DATA SHOWN:
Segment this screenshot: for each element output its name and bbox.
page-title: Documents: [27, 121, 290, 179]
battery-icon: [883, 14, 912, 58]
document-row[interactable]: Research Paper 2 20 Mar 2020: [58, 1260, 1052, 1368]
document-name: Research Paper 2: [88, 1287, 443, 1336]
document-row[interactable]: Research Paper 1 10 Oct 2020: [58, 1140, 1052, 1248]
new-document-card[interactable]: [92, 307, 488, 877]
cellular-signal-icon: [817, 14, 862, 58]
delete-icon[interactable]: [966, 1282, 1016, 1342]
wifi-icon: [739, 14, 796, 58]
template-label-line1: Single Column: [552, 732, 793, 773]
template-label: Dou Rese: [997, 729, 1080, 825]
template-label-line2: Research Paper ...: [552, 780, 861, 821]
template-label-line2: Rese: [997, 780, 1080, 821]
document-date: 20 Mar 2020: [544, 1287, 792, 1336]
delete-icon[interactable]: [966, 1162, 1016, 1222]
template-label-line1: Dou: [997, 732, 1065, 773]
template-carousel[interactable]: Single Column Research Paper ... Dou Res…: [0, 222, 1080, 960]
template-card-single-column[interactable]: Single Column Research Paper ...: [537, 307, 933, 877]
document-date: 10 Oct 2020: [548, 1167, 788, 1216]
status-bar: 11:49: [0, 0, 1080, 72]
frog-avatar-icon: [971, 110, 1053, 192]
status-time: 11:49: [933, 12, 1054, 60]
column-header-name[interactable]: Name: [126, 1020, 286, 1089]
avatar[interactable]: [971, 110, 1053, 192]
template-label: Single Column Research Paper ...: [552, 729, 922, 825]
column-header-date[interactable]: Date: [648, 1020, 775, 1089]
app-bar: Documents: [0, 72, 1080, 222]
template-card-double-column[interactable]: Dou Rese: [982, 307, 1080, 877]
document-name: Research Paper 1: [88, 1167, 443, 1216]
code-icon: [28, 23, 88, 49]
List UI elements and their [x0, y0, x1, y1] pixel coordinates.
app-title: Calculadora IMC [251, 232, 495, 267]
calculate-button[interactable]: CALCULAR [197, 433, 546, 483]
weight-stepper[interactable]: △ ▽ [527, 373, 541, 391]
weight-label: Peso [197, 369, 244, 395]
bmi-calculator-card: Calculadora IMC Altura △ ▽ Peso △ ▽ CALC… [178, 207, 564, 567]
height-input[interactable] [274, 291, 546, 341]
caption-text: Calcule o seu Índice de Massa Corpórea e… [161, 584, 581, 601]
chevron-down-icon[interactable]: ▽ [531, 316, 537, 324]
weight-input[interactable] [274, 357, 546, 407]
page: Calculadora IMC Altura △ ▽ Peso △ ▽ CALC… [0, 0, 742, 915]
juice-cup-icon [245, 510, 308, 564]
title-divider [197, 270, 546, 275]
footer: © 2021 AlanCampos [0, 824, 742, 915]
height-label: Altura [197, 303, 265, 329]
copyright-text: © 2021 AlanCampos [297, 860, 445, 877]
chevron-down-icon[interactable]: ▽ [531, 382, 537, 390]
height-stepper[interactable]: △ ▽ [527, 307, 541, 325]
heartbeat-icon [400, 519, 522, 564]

DIRECTIONS:
Write out the rows verbatim from the start of the records through the line that contains "app-bar: Documents: [0, 72, 1080, 222]", with both ends included.

TASK RESPONSE:
Segment this screenshot: for each element output its name and bbox.
page-title: Documents: [27, 121, 290, 179]
battery-icon: [883, 14, 912, 58]
document-row[interactable]: Research Paper 2 20 Mar 2020: [58, 1260, 1052, 1368]
document-name: Research Paper 2: [88, 1287, 443, 1336]
document-row[interactable]: Research Paper 1 10 Oct 2020: [58, 1140, 1052, 1248]
new-document-card[interactable]: [92, 307, 488, 877]
cellular-signal-icon: [817, 14, 862, 58]
delete-icon[interactable]: [966, 1282, 1016, 1342]
wifi-icon: [739, 14, 796, 58]
template-label-line1: Single Column: [552, 732, 793, 773]
template-label: Dou Rese: [997, 729, 1080, 825]
template-label-line2: Research Paper ...: [552, 780, 861, 821]
template-label-line2: Rese: [997, 780, 1080, 821]
document-date: 20 Mar 2020: [544, 1287, 792, 1336]
delete-icon[interactable]: [966, 1162, 1016, 1222]
template-label-line1: Dou: [997, 732, 1065, 773]
template-carousel[interactable]: Single Column Research Paper ... Dou Res…: [0, 222, 1080, 960]
template-card-single-column[interactable]: Single Column Research Paper ...: [537, 307, 933, 877]
document-date: 10 Oct 2020: [548, 1167, 788, 1216]
status-bar: 11:49: [0, 0, 1080, 72]
frog-avatar-icon: [971, 110, 1053, 192]
status-time: 11:49: [933, 12, 1054, 60]
column-header-name[interactable]: Name: [126, 1020, 286, 1089]
avatar[interactable]: [971, 110, 1053, 192]
template-label: Single Column Research Paper ...: [552, 729, 922, 825]
column-header-date[interactable]: Date: [648, 1020, 775, 1089]
app-bar: Documents: [0, 72, 1080, 222]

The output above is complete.